▶ **What you should do**: For each line below that contains the string "JSON", copy that line.

begin

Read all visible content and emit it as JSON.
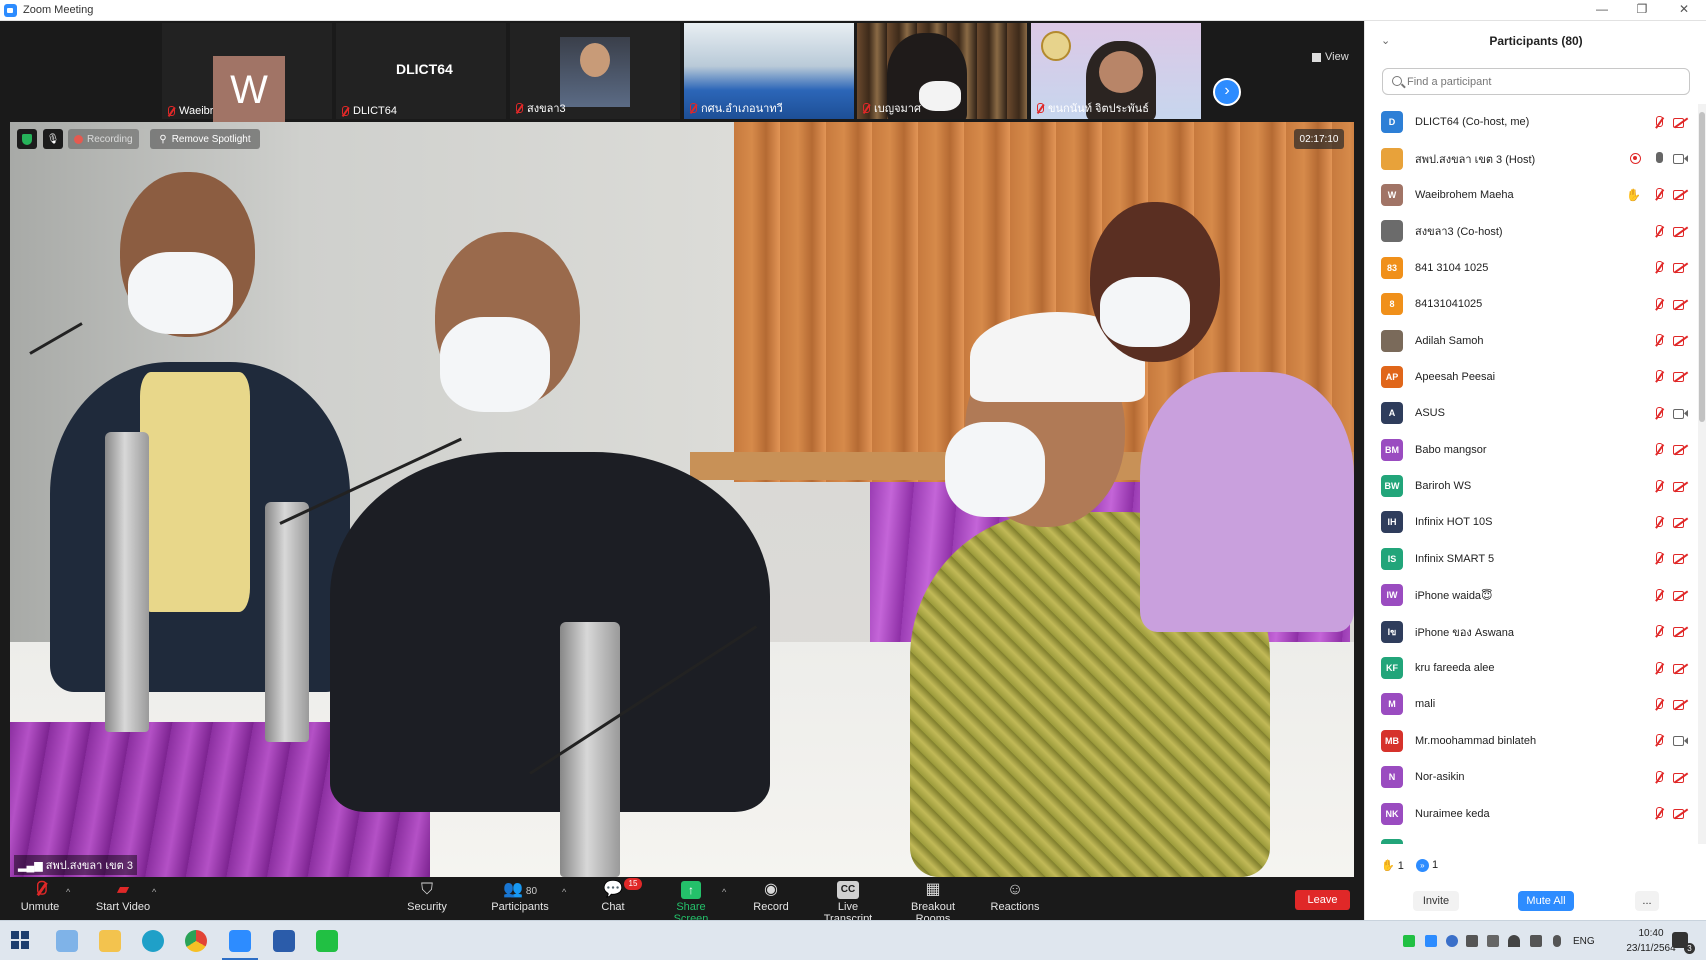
{
  "window": {
    "title": "Zoom Meeting",
    "controls": {
      "minimize": "—",
      "restore": "❐",
      "close": "✕"
    }
  },
  "filmstrip": {
    "view_label": "View",
    "tiles": [
      {
        "name": "Waeibrohem Maeha",
        "avatar_letter": "W",
        "raised_hand": true
      },
      {
        "name": "DLICT64",
        "display_text": "DLICT64"
      },
      {
        "name": "สงขลา3"
      },
      {
        "name": "กศน.อำเภอนาทวี"
      },
      {
        "name": "เบญจมาศ"
      },
      {
        "name": "ขนกนันท์ จิตประพันธ์"
      }
    ]
  },
  "main_video": {
    "recording_label": "Recording",
    "spotlight_label": "Remove Spotlight",
    "timer": "02:17:10",
    "speaker_name": "สพป.สงขลา เขต 3"
  },
  "toolbar": {
    "unmute": "Unmute",
    "start_video": "Start Video",
    "security": "Security",
    "participants": "Participants",
    "participants_count": "80",
    "chat": "Chat",
    "chat_badge": "15",
    "share_screen": "Share Screen",
    "record": "Record",
    "live_transcript": "Live Transcript",
    "live_transcript_icon": "CC",
    "breakout_rooms": "Breakout Rooms",
    "reactions": "Reactions",
    "leave": "Leave"
  },
  "panel": {
    "title": "Participants (80)",
    "search_placeholder": "Find a participant",
    "participants": [
      {
        "initials": "D",
        "color": "#2d7fd6",
        "name": "DLICT64 (Co-host, me)",
        "mic": "off",
        "video": "off"
      },
      {
        "initials": "",
        "color": "#e8a23a",
        "name": "สพป.สงขลา เขต 3 (Host)",
        "mic": "on",
        "video": "on",
        "recording": true
      },
      {
        "initials": "W",
        "color": "#a17466",
        "name": "Waeibrohem Maeha",
        "mic": "off",
        "video": "off",
        "hand": true
      },
      {
        "initials": "",
        "color": "#6b6b6b",
        "name": "สงขลา3 (Co-host)",
        "mic": "off",
        "video": "off"
      },
      {
        "initials": "83",
        "color": "#f0901a",
        "name": "841 3104 1025",
        "mic": "off",
        "video": "off"
      },
      {
        "initials": "8",
        "color": "#f0901a",
        "name": "84131041025",
        "mic": "off",
        "video": "off"
      },
      {
        "initials": "",
        "color": "#7a6a5a",
        "name": "Adilah Samoh",
        "mic": "off",
        "video": "off"
      },
      {
        "initials": "AP",
        "color": "#e0661a",
        "name": "Apeesah  Peesai",
        "mic": "off",
        "video": "off"
      },
      {
        "initials": "A",
        "color": "#2f3d5c",
        "name": "ASUS",
        "mic": "off",
        "video": "on"
      },
      {
        "initials": "BM",
        "color": "#9a4cc0",
        "name": "Babo mangsor",
        "mic": "off",
        "video": "off"
      },
      {
        "initials": "BW",
        "color": "#22a57a",
        "name": "Bariroh WS",
        "mic": "off",
        "video": "off"
      },
      {
        "initials": "IH",
        "color": "#2f3d5c",
        "name": "Infinix HOT 10S",
        "mic": "off",
        "video": "off"
      },
      {
        "initials": "IS",
        "color": "#22a57a",
        "name": "Infinix SMART 5",
        "mic": "off",
        "video": "off"
      },
      {
        "initials": "IW",
        "color": "#9a4cc0",
        "name": "iPhone waida😇",
        "mic": "off",
        "video": "off"
      },
      {
        "initials": "Iข",
        "color": "#2f3d5c",
        "name": "iPhone ของ Aswana",
        "mic": "off",
        "video": "off"
      },
      {
        "initials": "KF",
        "color": "#22a57a",
        "name": "kru fareeda alee",
        "mic": "off",
        "video": "off"
      },
      {
        "initials": "M",
        "color": "#9a4cc0",
        "name": "mali",
        "mic": "off",
        "video": "off"
      },
      {
        "initials": "MB",
        "color": "#d6322b",
        "name": "Mr.moohammad binlateh",
        "mic": "off",
        "video": "on"
      },
      {
        "initials": "N",
        "color": "#9a4cc0",
        "name": "Nor-asikin",
        "mic": "off",
        "video": "off"
      },
      {
        "initials": "NK",
        "color": "#9a4cc0",
        "name": "Nuraimee  keda",
        "mic": "off",
        "video": "off"
      },
      {
        "initials": "",
        "color": "#22a57a",
        "name": "",
        "mic": "off",
        "video": "off"
      }
    ],
    "raised_hands_count": "1",
    "go_faster_count": "1",
    "invite": "Invite",
    "mute_all": "Mute All",
    "more": "..."
  },
  "taskbar": {
    "language": "ENG",
    "time": "10:40",
    "date": "23/11/2564",
    "notification_count": "3"
  }
}
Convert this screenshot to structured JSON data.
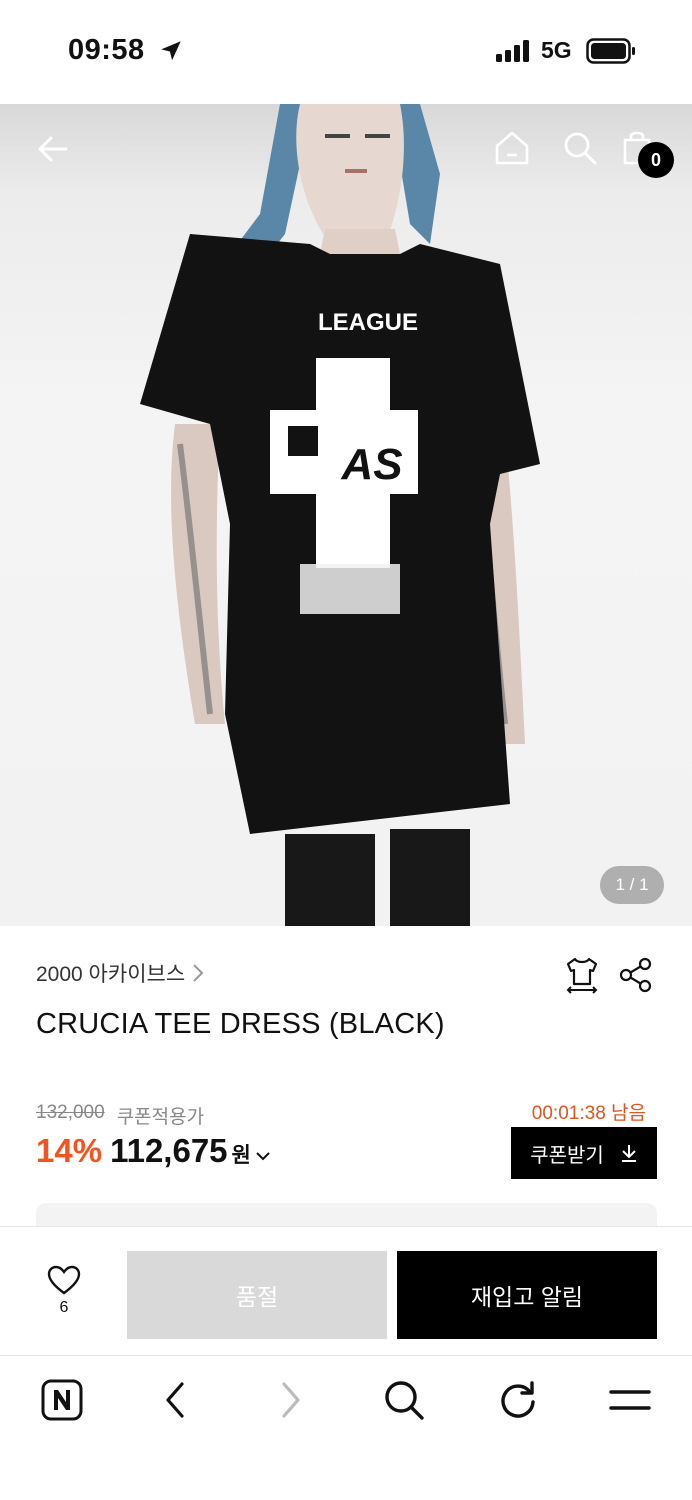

end

▶ **Worked answer**:
Read all visible content and emit it as JSON.
Convert this screenshot to structured JSON data.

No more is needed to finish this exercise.